## DESCRIPTION OF THE TASK
Omit all pictures. Copy the rest of the material exactly.

## ENTRIES PROVIDED

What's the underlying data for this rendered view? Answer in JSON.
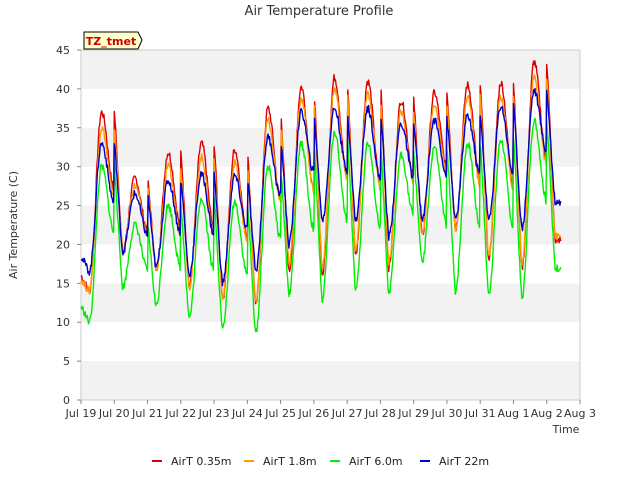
{
  "chart_data": {
    "type": "line",
    "title": "Air Temperature Profile",
    "xlabel": "Time",
    "ylabel": "Air Temperature (C)",
    "ylim": [
      0,
      45
    ],
    "yticks": [
      0,
      5,
      10,
      15,
      20,
      25,
      30,
      35,
      40,
      45
    ],
    "xlim": [
      "Jul 19",
      "Aug 3"
    ],
    "xticks": [
      "Jul 19",
      "Jul 20",
      "Jul 21",
      "Jul 22",
      "Jul 23",
      "Jul 24",
      "Jul 25",
      "Jul 26",
      "Jul 27",
      "Jul 28",
      "Jul 29",
      "Jul 30",
      "Jul 31",
      "Aug 1",
      "Aug 2",
      "Aug 3"
    ],
    "grid": "horizontal alternating bands",
    "legend_position": "bottom",
    "annotation": "TZ_tmet",
    "days": [
      "Jul 19",
      "Jul 20",
      "Jul 21",
      "Jul 22",
      "Jul 23",
      "Jul 24",
      "Jul 25",
      "Jul 26",
      "Jul 27",
      "Jul 28",
      "Jul 29",
      "Jul 30",
      "Jul 31",
      "Aug 1",
      "Aug 2"
    ],
    "series": [
      {
        "name": "AirT 0.35m",
        "color": "#dd0000",
        "start": 16.0,
        "daily_min": [
          14.0,
          19.0,
          16.5,
          14.5,
          13.0,
          12.0,
          16.5,
          16.0,
          18.5,
          17.0,
          21.0,
          22.0,
          18.0,
          17.0,
          20.5
        ],
        "daily_max": [
          37.0,
          28.5,
          31.8,
          33.0,
          32.2,
          37.5,
          40.3,
          41.5,
          41.0,
          38.5,
          39.5,
          40.5,
          40.8,
          43.5,
          21.0
        ]
      },
      {
        "name": "AirT 1.8m",
        "color": "#ff9900",
        "start": 15.5,
        "daily_min": [
          14.0,
          19.0,
          16.5,
          14.5,
          13.0,
          12.5,
          17.5,
          17.0,
          19.0,
          17.5,
          21.0,
          22.0,
          18.5,
          17.5,
          21.0
        ],
        "daily_max": [
          35.0,
          27.5,
          30.0,
          31.2,
          30.5,
          36.0,
          38.8,
          40.0,
          39.5,
          37.0,
          38.0,
          39.0,
          39.0,
          41.5,
          21.0
        ]
      },
      {
        "name": "AirT 6.0m",
        "color": "#00ee00",
        "start": 12.0,
        "daily_min": [
          10.0,
          14.5,
          12.0,
          10.5,
          9.0,
          8.5,
          13.5,
          13.0,
          14.0,
          13.5,
          17.5,
          14.0,
          13.5,
          13.0,
          17.0
        ],
        "daily_max": [
          30.0,
          22.5,
          25.0,
          26.0,
          25.5,
          30.0,
          33.0,
          34.5,
          33.0,
          31.5,
          32.5,
          33.0,
          33.5,
          36.0,
          17.0
        ]
      },
      {
        "name": "AirT 22m",
        "color": "#0000cc",
        "start": 18.5,
        "daily_min": [
          16.5,
          19.0,
          17.0,
          16.0,
          15.0,
          16.5,
          20.0,
          23.0,
          23.0,
          21.0,
          23.0,
          23.0,
          23.0,
          22.0,
          25.5
        ],
        "daily_max": [
          33.0,
          26.5,
          28.2,
          29.0,
          28.8,
          33.8,
          37.0,
          37.5,
          37.5,
          35.5,
          36.0,
          36.5,
          37.8,
          39.8,
          25.5
        ]
      }
    ]
  }
}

## REPLY TO THE EXERCISE
What's the underlying data for this rendered view? Answer in JSON.
{
  "chart_data": {
    "type": "line",
    "title": "Air Temperature Profile",
    "xlabel": "Time",
    "ylabel": "Air Temperature (C)",
    "ylim": [
      0,
      45
    ],
    "yticks": [
      0,
      5,
      10,
      15,
      20,
      25,
      30,
      35,
      40,
      45
    ],
    "xlim": [
      "Jul 19",
      "Aug 3"
    ],
    "xticks": [
      "Jul 19",
      "Jul 20",
      "Jul 21",
      "Jul 22",
      "Jul 23",
      "Jul 24",
      "Jul 25",
      "Jul 26",
      "Jul 27",
      "Jul 28",
      "Jul 29",
      "Jul 30",
      "Jul 31",
      "Aug 1",
      "Aug 2",
      "Aug 3"
    ],
    "grid": "horizontal alternating bands",
    "legend_position": "bottom",
    "annotation": "TZ_tmet",
    "days": [
      "Jul 19",
      "Jul 20",
      "Jul 21",
      "Jul 22",
      "Jul 23",
      "Jul 24",
      "Jul 25",
      "Jul 26",
      "Jul 27",
      "Jul 28",
      "Jul 29",
      "Jul 30",
      "Jul 31",
      "Aug 1",
      "Aug 2"
    ],
    "series": [
      {
        "name": "AirT 0.35m",
        "color": "#dd0000",
        "start": 16.0,
        "daily_min": [
          14.0,
          19.0,
          16.5,
          14.5,
          13.0,
          12.0,
          16.5,
          16.0,
          18.5,
          17.0,
          21.0,
          22.0,
          18.0,
          17.0,
          20.5
        ],
        "daily_max": [
          37.0,
          28.5,
          31.8,
          33.0,
          32.2,
          37.5,
          40.3,
          41.5,
          41.0,
          38.5,
          39.5,
          40.5,
          40.8,
          43.5,
          21.0
        ]
      },
      {
        "name": "AirT 1.8m",
        "color": "#ff9900",
        "start": 15.5,
        "daily_min": [
          14.0,
          19.0,
          16.5,
          14.5,
          13.0,
          12.5,
          17.5,
          17.0,
          19.0,
          17.5,
          21.0,
          22.0,
          18.5,
          17.5,
          21.0
        ],
        "daily_max": [
          35.0,
          27.5,
          30.0,
          31.2,
          30.5,
          36.0,
          38.8,
          40.0,
          39.5,
          37.0,
          38.0,
          39.0,
          39.0,
          41.5,
          21.0
        ]
      },
      {
        "name": "AirT 6.0m",
        "color": "#00ee00",
        "start": 12.0,
        "daily_min": [
          10.0,
          14.5,
          12.0,
          10.5,
          9.0,
          8.5,
          13.5,
          13.0,
          14.0,
          13.5,
          17.5,
          14.0,
          13.5,
          13.0,
          17.0
        ],
        "daily_max": [
          30.0,
          22.5,
          25.0,
          26.0,
          25.5,
          30.0,
          33.0,
          34.5,
          33.0,
          31.5,
          32.5,
          33.0,
          33.5,
          36.0,
          17.0
        ]
      },
      {
        "name": "AirT 22m",
        "color": "#0000cc",
        "start": 18.5,
        "daily_min": [
          16.5,
          19.0,
          17.0,
          16.0,
          15.0,
          16.5,
          20.0,
          23.0,
          23.0,
          21.0,
          23.0,
          23.0,
          23.0,
          22.0,
          25.5
        ],
        "daily_max": [
          33.0,
          26.5,
          28.2,
          29.0,
          28.8,
          33.8,
          37.0,
          37.5,
          37.5,
          35.5,
          36.0,
          36.5,
          37.8,
          39.8,
          25.5
        ]
      }
    ]
  }
}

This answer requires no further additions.